__Recorded information__

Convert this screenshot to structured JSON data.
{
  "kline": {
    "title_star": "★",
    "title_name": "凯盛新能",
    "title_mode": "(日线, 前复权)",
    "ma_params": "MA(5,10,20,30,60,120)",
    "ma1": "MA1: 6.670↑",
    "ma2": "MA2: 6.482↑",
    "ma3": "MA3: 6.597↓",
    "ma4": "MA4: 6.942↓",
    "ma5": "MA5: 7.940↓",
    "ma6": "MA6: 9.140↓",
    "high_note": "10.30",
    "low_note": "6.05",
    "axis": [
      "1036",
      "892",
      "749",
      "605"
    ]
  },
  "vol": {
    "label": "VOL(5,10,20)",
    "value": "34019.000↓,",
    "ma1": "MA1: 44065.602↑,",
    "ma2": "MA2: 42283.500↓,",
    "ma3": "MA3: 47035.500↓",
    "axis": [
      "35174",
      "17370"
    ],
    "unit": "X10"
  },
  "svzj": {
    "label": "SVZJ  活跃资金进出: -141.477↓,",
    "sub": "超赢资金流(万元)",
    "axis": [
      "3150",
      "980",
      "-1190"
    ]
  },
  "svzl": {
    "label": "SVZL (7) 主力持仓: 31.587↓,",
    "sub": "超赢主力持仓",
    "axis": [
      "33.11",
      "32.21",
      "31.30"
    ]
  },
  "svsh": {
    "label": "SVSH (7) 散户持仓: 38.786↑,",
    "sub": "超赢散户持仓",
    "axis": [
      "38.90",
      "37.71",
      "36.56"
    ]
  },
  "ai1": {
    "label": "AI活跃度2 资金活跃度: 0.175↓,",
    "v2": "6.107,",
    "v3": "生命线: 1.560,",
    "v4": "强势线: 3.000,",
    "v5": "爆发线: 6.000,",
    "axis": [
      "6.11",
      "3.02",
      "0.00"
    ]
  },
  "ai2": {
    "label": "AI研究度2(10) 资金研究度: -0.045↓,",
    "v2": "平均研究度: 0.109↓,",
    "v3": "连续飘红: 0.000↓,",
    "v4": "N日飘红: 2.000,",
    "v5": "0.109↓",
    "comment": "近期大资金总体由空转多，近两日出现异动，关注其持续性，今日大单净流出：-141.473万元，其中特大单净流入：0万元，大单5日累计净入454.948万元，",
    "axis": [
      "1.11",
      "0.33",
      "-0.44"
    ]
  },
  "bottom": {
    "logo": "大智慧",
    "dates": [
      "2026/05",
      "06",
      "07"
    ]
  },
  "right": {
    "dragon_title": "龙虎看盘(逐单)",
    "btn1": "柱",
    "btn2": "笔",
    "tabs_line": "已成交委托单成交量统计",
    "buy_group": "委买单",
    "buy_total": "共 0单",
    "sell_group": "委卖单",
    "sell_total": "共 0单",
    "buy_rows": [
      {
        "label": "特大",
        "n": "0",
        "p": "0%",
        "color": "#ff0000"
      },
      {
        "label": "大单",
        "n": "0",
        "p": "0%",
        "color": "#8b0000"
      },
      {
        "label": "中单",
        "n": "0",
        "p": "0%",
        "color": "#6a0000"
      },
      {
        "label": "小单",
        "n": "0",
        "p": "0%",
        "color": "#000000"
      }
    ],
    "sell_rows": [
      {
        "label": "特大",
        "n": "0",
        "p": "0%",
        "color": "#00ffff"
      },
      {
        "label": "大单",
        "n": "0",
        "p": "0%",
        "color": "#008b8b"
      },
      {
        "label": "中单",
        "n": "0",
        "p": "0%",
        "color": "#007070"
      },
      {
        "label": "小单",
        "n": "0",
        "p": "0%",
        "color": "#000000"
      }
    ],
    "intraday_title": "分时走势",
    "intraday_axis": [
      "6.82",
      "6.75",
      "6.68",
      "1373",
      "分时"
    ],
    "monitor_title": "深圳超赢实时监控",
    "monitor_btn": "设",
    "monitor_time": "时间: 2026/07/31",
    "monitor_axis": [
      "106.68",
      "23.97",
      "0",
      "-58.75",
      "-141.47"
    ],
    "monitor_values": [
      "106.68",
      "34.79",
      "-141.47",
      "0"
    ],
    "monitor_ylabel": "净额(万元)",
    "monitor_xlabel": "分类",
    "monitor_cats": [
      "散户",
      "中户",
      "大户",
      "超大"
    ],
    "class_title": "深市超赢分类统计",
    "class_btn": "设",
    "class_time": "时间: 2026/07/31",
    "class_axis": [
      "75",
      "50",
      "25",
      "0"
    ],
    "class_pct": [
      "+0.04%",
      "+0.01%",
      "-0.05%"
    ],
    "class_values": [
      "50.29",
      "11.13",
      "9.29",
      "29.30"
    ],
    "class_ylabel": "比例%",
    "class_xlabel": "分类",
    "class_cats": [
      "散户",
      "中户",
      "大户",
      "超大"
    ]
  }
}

__What this task involves__
Return all of the data precisely as it appears.

__Task response__
Convert this screenshot to structured JSON data.
{
  "kline": {
    "title_star": "★",
    "title_name": "凯盛新能",
    "title_mode": "(日线, 前复权)",
    "ma_params": "MA(5,10,20,30,60,120)",
    "ma1": "MA1: 6.670↑",
    "ma2": "MA2: 6.482↑",
    "ma3": "MA3: 6.597↓",
    "ma4": "MA4: 6.942↓",
    "ma5": "MA5: 7.940↓",
    "ma6": "MA6: 9.140↓",
    "high_note": "10.30",
    "low_note": "6.05",
    "axis": [
      "1036",
      "892",
      "749",
      "605"
    ]
  },
  "vol": {
    "label": "VOL(5,10,20)",
    "value": "34019.000↓,",
    "ma1": "MA1: 44065.602↑,",
    "ma2": "MA2: 42283.500↓,",
    "ma3": "MA3: 47035.500↓",
    "axis": [
      "35174",
      "17370"
    ],
    "unit": "X10"
  },
  "svzj": {
    "label": "SVZJ  活跃资金进出: -141.477↓,",
    "sub": "超赢资金流(万元)",
    "axis": [
      "3150",
      "980",
      "-1190"
    ]
  },
  "svzl": {
    "label": "SVZL (7) 主力持仓: 31.587↓,",
    "sub": "超赢主力持仓",
    "axis": [
      "33.11",
      "32.21",
      "31.30"
    ]
  },
  "svsh": {
    "label": "SVSH (7) 散户持仓: 38.786↑,",
    "sub": "超赢散户持仓",
    "axis": [
      "38.90",
      "37.71",
      "36.56"
    ]
  },
  "ai1": {
    "label": "AI活跃度2 资金活跃度: 0.175↓,",
    "v2": "6.107,",
    "v3": "生命线: 1.560,",
    "v4": "强势线: 3.000,",
    "v5": "爆发线: 6.000,",
    "axis": [
      "6.11",
      "3.02",
      "0.00"
    ]
  },
  "ai2": {
    "label": "AI研究度2(10) 资金研究度: -0.045↓,",
    "v2": "平均研究度: 0.109↓,",
    "v3": "连续飘红: 0.000↓,",
    "v4": "N日飘红: 2.000,",
    "v5": "0.109↓",
    "comment": "近期大资金总体由空转多，近两日出现异动，关注其持续性，今日大单净流出：-141.473万元，其中特大单净流入：0万元，大单5日累计净入454.948万元，",
    "axis": [
      "1.11",
      "0.33",
      "-0.44"
    ]
  },
  "bottom": {
    "logo": "大智慧",
    "dates": [
      "2026/05",
      "06",
      "07"
    ]
  },
  "right": {
    "dragon_title": "龙虎看盘(逐单)",
    "btn1": "柱",
    "btn2": "笔",
    "tabs_line": "已成交委托单成交量统计",
    "buy_group": "委买单",
    "buy_total": "共 0单",
    "sell_group": "委卖单",
    "sell_total": "共 0单",
    "buy_rows": [
      {
        "label": "特大",
        "n": "0",
        "p": "0%",
        "color": "#ff0000"
      },
      {
        "label": "大单",
        "n": "0",
        "p": "0%",
        "color": "#8b0000"
      },
      {
        "label": "中单",
        "n": "0",
        "p": "0%",
        "color": "#6a0000"
      },
      {
        "label": "小单",
        "n": "0",
        "p": "0%",
        "color": "#000000"
      }
    ],
    "sell_rows": [
      {
        "label": "特大",
        "n": "0",
        "p": "0%",
        "color": "#00ffff"
      },
      {
        "label": "大单",
        "n": "0",
        "p": "0%",
        "color": "#008b8b"
      },
      {
        "label": "中单",
        "n": "0",
        "p": "0%",
        "color": "#007070"
      },
      {
        "label": "小单",
        "n": "0",
        "p": "0%",
        "color": "#000000"
      }
    ],
    "intraday_title": "分时走势",
    "intraday_axis": [
      "6.82",
      "6.75",
      "6.68",
      "1373",
      "分时"
    ],
    "monitor_title": "深圳超赢实时监控",
    "monitor_btn": "设",
    "monitor_time": "时间: 2026/07/31",
    "monitor_axis": [
      "106.68",
      "23.97",
      "0",
      "-58.75",
      "-141.47"
    ],
    "monitor_values": [
      "106.68",
      "34.79",
      "-141.47",
      "0"
    ],
    "monitor_ylabel": "净额(万元)",
    "monitor_xlabel": "分类",
    "monitor_cats": [
      "散户",
      "中户",
      "大户",
      "超大"
    ],
    "class_title": "深市超赢分类统计",
    "class_btn": "设",
    "class_time": "时间: 2026/07/31",
    "class_axis": [
      "75",
      "50",
      "25",
      "0"
    ],
    "class_pct": [
      "+0.04%",
      "+0.01%",
      "-0.05%"
    ],
    "class_values": [
      "50.29",
      "11.13",
      "9.29",
      "29.30"
    ],
    "class_ylabel": "比例%",
    "class_xlabel": "分类",
    "class_cats": [
      "散户",
      "中户",
      "大户",
      "超大"
    ]
  }
}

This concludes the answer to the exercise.